_Written request a_:
Please answer these questions about the employment law text:
(i) Which three things does the employment contract regulate?
(ii) Which external factor is called the most powerful?
(iii) What are the main types of employment status?

_Source document_:
►
The Start of the Employment
The impacts of employment law at the start of the employment are underpinned by the factors of the so-called employment relationship, which includes internal and external factors. Among internal factors, it is necessary to emphasize on the work culture as long as it is a source of an organization’s ethical code, mission and vision, as well as its working atmosphere. Namely, culture is a basic component of the employment relationship as it creates preliminary conditions for the organized and cooperative work. The second important factor is a type of the employment contract. It is the main document, which is expected to clearly outline and regulate the responsibilities and rights of an employee and the employer. The contract regulates length of the working day, day-offs, and salary rules. Thus, a potential employee is strongly recommended to examine an employment contract carefully since ignorance of certain issues does not take away the responsibility for to them. It is important to note that the type of contract depends on a wide range of aspects, which are related to the suggested job offer.
In regard to the external factors, it is to be admitted that the law itself is the most powerful factor as long as it rules the entire relationships of employment. It regulates, controls, and restricts the processes of employment relations. Still, it does not have to be regarded as a negative phenomenon as it provides employers with an employment framework and guidelines, which are particularly focused on the improvement of the employment relationships, especially from the perspective of potential employees. The second important external factor is the economy as it primarily influences the availability of job offers. In addition, economic instability heavily affects the salary rates. The law, however, considers this point, but it is pivotal to mention that the quality of salaries does not mean the stability regarding consumer goods, utilities, etc. As a result, economy affects employment relationships without much respect to the officially paid wages.
Types of Employment Status
The main types of employment status are a worker, an employee, an employee shareholder, and self-employed. Regarding a worker type, it is to be said that an individual is given a contract, which obliges him or her to complete a certain amount of work so that the reward can be in a form of money, or further job offer as for an employee. Thus, an employee is a person who works under the terms of the employment contract. An employee may obtain this status in terms of the employment law but be regarded as the other type of employment because of tax purposes. As for an employee-shareholder, this position can be termed as an employee who works under the employment contract and obtains more than 2, 000 pounds of shares in the organization-employer or parent corporation. Eventually, a self-employed person is an owner of his or her private business, where he or she is responsible for failure and success. Self-employed individuals work on their own and are not subject to employment’s rights and responsibilities and are not paid via PAYE. The reasons for being aware of the employment peculiarities are quite evident. First of all, employment status determines the rights and responsibilities of an individual. In the same way, it outlines the responsibilities of an employer regarding a particular representative of the organization. What is more, employment status, as it has been already mentioned, identifies the related taxes to be paid. Again, these facts should be considered to avoid the violation of the employment law or fall the prey to forgery or any other fraud activity. All in all, the above mentioned are the main points concerning the types of employment status and the necessity for its awareness.
◄
_Record set_:
►
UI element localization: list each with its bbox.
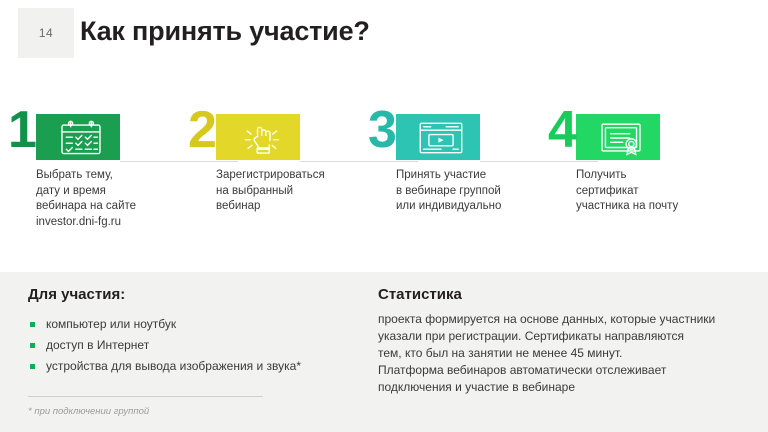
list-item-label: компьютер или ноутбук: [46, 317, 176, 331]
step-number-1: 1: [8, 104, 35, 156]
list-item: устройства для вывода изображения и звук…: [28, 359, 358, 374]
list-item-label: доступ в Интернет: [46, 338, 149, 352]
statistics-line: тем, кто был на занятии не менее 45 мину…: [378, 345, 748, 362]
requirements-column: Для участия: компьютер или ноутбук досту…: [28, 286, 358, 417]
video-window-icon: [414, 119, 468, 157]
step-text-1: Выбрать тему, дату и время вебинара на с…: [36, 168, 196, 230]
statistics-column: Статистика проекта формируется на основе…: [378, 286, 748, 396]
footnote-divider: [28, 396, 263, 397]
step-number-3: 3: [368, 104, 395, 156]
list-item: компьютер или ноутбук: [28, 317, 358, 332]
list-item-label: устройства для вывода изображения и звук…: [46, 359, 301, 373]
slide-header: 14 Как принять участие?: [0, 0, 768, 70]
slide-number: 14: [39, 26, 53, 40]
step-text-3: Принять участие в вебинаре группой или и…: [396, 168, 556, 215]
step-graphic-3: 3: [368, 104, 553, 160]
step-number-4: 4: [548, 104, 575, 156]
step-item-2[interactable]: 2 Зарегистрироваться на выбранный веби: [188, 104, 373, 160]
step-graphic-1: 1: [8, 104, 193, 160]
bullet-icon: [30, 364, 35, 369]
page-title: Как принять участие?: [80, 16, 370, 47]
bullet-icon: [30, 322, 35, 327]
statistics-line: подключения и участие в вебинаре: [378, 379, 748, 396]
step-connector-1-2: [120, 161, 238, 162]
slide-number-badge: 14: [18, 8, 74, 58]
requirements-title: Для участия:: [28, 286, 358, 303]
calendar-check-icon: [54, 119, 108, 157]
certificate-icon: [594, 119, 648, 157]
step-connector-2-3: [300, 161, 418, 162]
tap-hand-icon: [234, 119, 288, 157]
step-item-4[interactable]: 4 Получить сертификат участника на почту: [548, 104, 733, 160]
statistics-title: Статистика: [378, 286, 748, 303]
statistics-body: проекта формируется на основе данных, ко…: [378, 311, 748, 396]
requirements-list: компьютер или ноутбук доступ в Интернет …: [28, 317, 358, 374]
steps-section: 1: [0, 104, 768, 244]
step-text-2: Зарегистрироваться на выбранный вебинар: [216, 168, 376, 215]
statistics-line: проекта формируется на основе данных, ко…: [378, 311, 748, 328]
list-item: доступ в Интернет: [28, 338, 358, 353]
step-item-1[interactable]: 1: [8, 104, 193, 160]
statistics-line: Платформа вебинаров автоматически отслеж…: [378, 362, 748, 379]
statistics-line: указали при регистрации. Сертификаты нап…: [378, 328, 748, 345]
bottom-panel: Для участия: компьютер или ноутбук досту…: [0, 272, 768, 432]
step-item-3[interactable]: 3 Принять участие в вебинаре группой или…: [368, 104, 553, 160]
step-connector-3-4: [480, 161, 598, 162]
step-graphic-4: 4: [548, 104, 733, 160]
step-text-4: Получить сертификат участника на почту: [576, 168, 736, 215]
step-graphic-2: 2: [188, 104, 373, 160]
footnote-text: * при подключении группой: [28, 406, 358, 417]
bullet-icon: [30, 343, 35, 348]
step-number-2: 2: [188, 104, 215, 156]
◄
_Written request b_:
In the records, swap "footnote-divider" for "footnote-separator" in the lines starting with the one that contains "list-item-label: компьютер или" and going on through the one that contains "list-item-label: устройства для". Return only those lines, otherwise unchanged.

_Result a_:
(i) The length of the working day, day-offs, and salary rules.
(ii) The law itself.
(iii) A worker, an employee, an employee shareholder, and self-employed.

_Result b_:
list-item-label: компьютер или ноутбук: [46, 317, 176, 331]
step-number-1: 1: [8, 104, 35, 156]
list-item: устройства для вывода изображения и звук…: [28, 359, 358, 374]
list-item-label: доступ в Интернет: [46, 338, 149, 352]
statistics-line: тем, кто был на занятии не менее 45 мину…: [378, 345, 748, 362]
requirements-column: Для участия: компьютер или ноутбук досту…: [28, 286, 358, 417]
video-window-icon: [414, 119, 468, 157]
step-text-1: Выбрать тему, дату и время вебинара на с…: [36, 168, 196, 230]
statistics-column: Статистика проекта формируется на основе…: [378, 286, 748, 396]
footnote-separator: [28, 396, 263, 397]
step-number-3: 3: [368, 104, 395, 156]
list-item: компьютер или ноутбук: [28, 317, 358, 332]
list-item-label: устройства для вывода изображения и звук…: [46, 359, 301, 373]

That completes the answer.